→ **WRITTEN EXERCISE**:
Reproduce each line exactly. Skip none.

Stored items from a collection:
+ + +
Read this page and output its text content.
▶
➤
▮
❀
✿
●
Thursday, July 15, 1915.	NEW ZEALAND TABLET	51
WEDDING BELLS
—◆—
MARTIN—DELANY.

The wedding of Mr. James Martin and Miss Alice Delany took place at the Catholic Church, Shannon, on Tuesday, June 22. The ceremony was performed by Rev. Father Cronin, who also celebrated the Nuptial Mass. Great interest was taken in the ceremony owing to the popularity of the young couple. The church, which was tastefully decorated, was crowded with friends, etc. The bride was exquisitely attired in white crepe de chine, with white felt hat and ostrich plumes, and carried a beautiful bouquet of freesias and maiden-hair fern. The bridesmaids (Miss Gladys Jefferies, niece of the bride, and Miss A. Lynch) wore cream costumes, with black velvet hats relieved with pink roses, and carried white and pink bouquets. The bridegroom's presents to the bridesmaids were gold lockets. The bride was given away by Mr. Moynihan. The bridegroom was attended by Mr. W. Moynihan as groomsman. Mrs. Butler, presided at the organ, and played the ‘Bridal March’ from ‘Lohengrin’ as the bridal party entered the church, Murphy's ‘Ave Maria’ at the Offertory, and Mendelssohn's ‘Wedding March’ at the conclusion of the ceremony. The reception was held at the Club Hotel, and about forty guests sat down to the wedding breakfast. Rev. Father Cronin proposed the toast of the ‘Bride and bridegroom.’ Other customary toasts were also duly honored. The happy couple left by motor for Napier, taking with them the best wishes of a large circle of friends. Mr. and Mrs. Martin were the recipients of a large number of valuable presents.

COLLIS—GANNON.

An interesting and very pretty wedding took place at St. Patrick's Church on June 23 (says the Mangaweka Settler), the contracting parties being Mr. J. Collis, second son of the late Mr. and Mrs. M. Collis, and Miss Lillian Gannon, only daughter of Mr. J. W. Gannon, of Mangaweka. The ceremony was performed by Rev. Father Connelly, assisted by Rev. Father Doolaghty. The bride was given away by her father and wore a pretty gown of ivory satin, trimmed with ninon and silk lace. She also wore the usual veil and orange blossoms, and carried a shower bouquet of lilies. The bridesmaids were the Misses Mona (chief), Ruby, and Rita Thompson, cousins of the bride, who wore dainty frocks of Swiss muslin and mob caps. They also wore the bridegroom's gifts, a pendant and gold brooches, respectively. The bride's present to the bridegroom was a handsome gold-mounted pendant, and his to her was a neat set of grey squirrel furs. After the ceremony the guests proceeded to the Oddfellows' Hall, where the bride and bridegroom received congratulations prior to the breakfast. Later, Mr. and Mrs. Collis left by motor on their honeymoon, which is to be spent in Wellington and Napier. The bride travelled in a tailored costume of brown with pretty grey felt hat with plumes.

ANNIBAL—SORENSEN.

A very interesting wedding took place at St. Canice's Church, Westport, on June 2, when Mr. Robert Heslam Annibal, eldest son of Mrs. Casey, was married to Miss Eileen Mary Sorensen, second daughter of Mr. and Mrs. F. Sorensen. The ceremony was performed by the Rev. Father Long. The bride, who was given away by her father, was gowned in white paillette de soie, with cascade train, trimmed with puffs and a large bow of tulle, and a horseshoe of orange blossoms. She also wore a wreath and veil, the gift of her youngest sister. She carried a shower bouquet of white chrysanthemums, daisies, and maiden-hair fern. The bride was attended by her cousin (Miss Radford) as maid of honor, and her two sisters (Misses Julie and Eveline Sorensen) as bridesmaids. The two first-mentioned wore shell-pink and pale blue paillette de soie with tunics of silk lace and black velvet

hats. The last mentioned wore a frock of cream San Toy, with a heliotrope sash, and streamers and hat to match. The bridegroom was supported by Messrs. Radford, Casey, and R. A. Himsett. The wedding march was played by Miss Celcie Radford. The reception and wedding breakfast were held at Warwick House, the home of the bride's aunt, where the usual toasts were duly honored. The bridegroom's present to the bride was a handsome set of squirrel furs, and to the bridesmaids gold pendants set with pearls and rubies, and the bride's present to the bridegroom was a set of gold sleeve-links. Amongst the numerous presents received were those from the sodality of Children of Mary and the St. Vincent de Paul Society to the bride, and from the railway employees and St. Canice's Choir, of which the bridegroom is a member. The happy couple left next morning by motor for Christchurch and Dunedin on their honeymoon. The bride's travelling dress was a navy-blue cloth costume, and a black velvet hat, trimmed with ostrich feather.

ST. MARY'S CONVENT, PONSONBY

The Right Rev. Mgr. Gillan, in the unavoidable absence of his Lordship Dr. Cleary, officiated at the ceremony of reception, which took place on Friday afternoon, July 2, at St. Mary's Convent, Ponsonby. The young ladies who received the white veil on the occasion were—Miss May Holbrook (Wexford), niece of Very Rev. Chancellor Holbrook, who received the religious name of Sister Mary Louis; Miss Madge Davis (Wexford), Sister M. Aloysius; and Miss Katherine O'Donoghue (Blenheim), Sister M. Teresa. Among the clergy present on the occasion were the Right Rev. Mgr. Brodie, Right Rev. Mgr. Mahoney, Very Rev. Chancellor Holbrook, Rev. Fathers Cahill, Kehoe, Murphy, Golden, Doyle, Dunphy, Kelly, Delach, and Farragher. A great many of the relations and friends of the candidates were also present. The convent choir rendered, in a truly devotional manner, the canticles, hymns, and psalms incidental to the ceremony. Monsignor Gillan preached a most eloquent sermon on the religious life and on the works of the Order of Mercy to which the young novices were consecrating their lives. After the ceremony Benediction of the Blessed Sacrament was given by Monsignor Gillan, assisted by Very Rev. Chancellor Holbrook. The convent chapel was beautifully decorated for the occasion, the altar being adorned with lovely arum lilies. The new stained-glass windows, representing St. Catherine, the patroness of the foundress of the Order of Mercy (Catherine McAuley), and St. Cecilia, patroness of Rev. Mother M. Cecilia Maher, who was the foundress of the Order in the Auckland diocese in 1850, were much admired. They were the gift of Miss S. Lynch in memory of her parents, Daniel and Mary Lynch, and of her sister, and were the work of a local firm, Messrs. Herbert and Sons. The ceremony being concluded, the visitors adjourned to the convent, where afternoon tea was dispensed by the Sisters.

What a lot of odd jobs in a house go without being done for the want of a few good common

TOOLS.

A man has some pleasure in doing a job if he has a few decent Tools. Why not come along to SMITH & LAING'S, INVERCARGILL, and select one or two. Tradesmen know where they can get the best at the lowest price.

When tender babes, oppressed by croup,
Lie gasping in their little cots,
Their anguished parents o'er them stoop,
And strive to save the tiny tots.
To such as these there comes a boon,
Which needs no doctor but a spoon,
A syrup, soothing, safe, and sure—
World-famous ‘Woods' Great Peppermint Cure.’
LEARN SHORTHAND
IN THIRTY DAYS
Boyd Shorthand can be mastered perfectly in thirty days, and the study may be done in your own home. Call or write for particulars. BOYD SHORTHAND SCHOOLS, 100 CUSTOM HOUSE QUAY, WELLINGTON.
+ + +
→ **SOLVED PROBLEM**:
Read this page and output its text content.
▶
➤
▮
❀
✿
●
Thursday, July 15, 1915.	NEW ZEALAND TABLET	51
WEDDING BELLS
—◆—
MARTIN—DELANY.

The wedding of Mr. James Martin and Miss Alice Delany took place at the Catholic Church, Shannon, on Tuesday, June 22. The ceremony was performed by Rev. Father Cronin, who also celebrated the Nuptial Mass. Great interest was taken in the ceremony owing to the popularity of the young couple. The church, which was tastefully decorated, was crowded with friends, etc. The bride was exquisitely attired in white crepe de chine, with white felt hat and ostrich plumes, and carried a beautiful bouquet of freesias and maiden-hair fern. The bridesmaids (Miss Gladys Jefferies, niece of the bride, and Miss A. Lynch) wore cream costumes, with black velvet hats relieved with pink roses, and carried white and pink bouquets. The bridegroom's presents to the bridesmaids were gold lockets. The bride was given away by Mr. Moynihan. The bridegroom was attended by Mr. W. Moynihan as groomsman. Mrs. Butler, presided at the organ, and played the ‘Bridal March’ from ‘Lohengrin’ as the bridal party entered the church, Murphy's ‘Ave Maria’ at the Offertory, and Mendelssohn's ‘Wedding March’ at the conclusion of the ceremony. The reception was held at the Club Hotel, and about forty guests sat down to the wedding breakfast. Rev. Father Cronin proposed the toast of the ‘Bride and bridegroom.’ Other customary toasts were also duly honored. The happy couple left by motor for Napier, taking with them the best wishes of a large circle of friends. Mr. and Mrs. Martin were the recipients of a large number of valuable presents.

COLLIS—GANNON.

An interesting and very pretty wedding took place at St. Patrick's Church on June 23 (says the Mangaweka Settler), the contracting parties being Mr. J. Collis, second son of the late Mr. and Mrs. M. Collis, and Miss Lillian Gannon, only daughter of Mr. J. W. Gannon, of Mangaweka. The ceremony was performed by Rev. Father Connelly, assisted by Rev. Father Doolaghty. The bride was given away by her father and wore a pretty gown of ivory satin, trimmed with ninon and silk lace. She also wore the usual veil and orange blossoms, and carried a shower bouquet of lilies. The bridesmaids were the Misses Mona (chief), Ruby, and Rita Thompson, cousins of the bride, who wore dainty frocks of Swiss muslin and mob caps. They also wore the bridegroom's gifts, a pendant and gold brooches, respectively. The bride's present to the bridegroom was a handsome gold-mounted pendant, and his to her was a neat set of grey squirrel furs. After the ceremony the guests proceeded to the Oddfellows' Hall, where the bride and bridegroom received congratulations prior to the breakfast. Later, Mr. and Mrs. Collis left by motor on their honeymoon, which is to be spent in Wellington and Napier. The bride travelled in a tailored costume of brown with pretty grey felt hat with plumes.

ANNIBAL—SORENSEN.

A very interesting wedding took place at St. Canice's Church, Westport, on June 2, when Mr. Robert Heslam Annibal, eldest son of Mrs. Casey, was married to Miss Eileen Mary Sorensen, second daughter of Mr. and Mrs. F. Sorensen. The ceremony was performed by the Rev. Father Long. The bride, who was given away by her father, was gowned in white paillette de soie, with cascade train, trimmed with puffs and a large bow of tulle, and a horseshoe of orange blossoms. She also wore a wreath and veil, the gift of her youngest sister. She carried a shower bouquet of white chrysanthemums, daisies, and maiden-hair fern. The bride was attended by her cousin (Miss Radford) as maid of honor, and her two sisters (Misses Julie and Eveline Sorensen) as bridesmaids. The two first-mentioned wore shell-pink and pale blue paillette de soie with tunics of silk lace and black velvet

hats. The last mentioned wore a frock of cream San Toy, with a heliotrope sash, and streamers and hat to match. The bridegroom was supported by Messrs. Radford, Casey, and R. A. Himsett. The wedding march was played by Miss Celcie Radford. The reception and wedding breakfast were held at Warwick House, the home of the bride's aunt, where the usual toasts were duly honored. The bridegroom's present to the bride was a handsome set of squirrel furs, and to the bridesmaids gold pendants set with pearls and rubies, and the bride's present to the bridegroom was a set of gold sleeve-links. Amongst the numerous presents received were those from the sodality of Children of Mary and the St. Vincent de Paul Society to the bride, and from the railway employees and St. Canice's Choir, of which the bridegroom is a member. The happy couple left next morning by motor for Christchurch and Dunedin on their honeymoon. The bride's travelling dress was a navy-blue cloth costume, and a black velvet hat, trimmed with ostrich feather.

ST. MARY'S CONVENT, PONSONBY

The Right Rev. Mgr. Gillan, in the unavoidable absence of his Lordship Dr. Cleary, officiated at the ceremony of reception, which took place on Friday afternoon, July 2, at St. Mary's Convent, Ponsonby. The young ladies who received the white veil on the occasion were—Miss May Holbrook (Wexford), niece of Very Rev. Chancellor Holbrook, who received the religious name of Sister Mary Louis; Miss Madge Davis (Wexford), Sister M. Aloysius; and Miss Katherine O'Donoghue (Blenheim), Sister M. Teresa. Among the clergy present on the occasion were the Right Rev. Mgr. Brodie, Right Rev. Mgr. Mahoney, Very Rev. Chancellor Holbrook, Rev. Fathers Cahill, Kehoe, Murphy, Golden, Doyle, Dunphy, Kelly, Delach, and Farragher. A great many of the relations and friends of the candidates were also present. The convent choir rendered, in a truly devotional manner, the canticles, hymns, and psalms incidental to the ceremony. Monsignor Gillan preached a most eloquent sermon on the religious life and on the works of the Order of Mercy to which the young novices were consecrating their lives. After the ceremony Benediction of the Blessed Sacrament was given by Monsignor Gillan, assisted by Very Rev. Chancellor Holbrook. The convent chapel was beautifully decorated for the occasion, the altar being adorned with lovely arum lilies. The new stained-glass windows, representing St. Catherine, the patroness of the foundress of the Order of Mercy (Catherine McAuley), and St. Cecilia, patroness of Rev. Mother M. Cecilia Maher, who was the foundress of the Order in the Auckland diocese in 1850, were much admired. They were the gift of Miss S. Lynch in memory of her parents, Daniel and Mary Lynch, and of her sister, and were the work of a local firm, Messrs. Herbert and Sons. The ceremony being concluded, the visitors adjourned to the convent, where afternoon tea was dispensed by the Sisters.

What a lot of odd jobs in a house go without being done for the want of a few good common

TOOLS.

A man has some pleasure in doing a job if he has a few decent Tools. Why not come along to SMITH & LAING'S, INVERCARGILL, and select one or two. Tradesmen know where they can get the best at the lowest price.

When tender babes, oppressed by croup,
Lie gasping in their little cots,
Their anguished parents o'er them stoop,
And strive to save the tiny tots.
To such as these there comes a boon,
Which needs no doctor but a spoon,
A syrup, soothing, safe, and sure—
World-famous ‘Woods' Great Peppermint Cure.’
LEARN SHORTHAND
IN THIRTY DAYS
Boyd Shorthand can be mastered perfectly in thirty days, and the study may be done in your own home. Call or write for particulars. BOYD SHORTHAND SCHOOLS, 100 CUSTOM HOUSE QUAY, WELLINGTON.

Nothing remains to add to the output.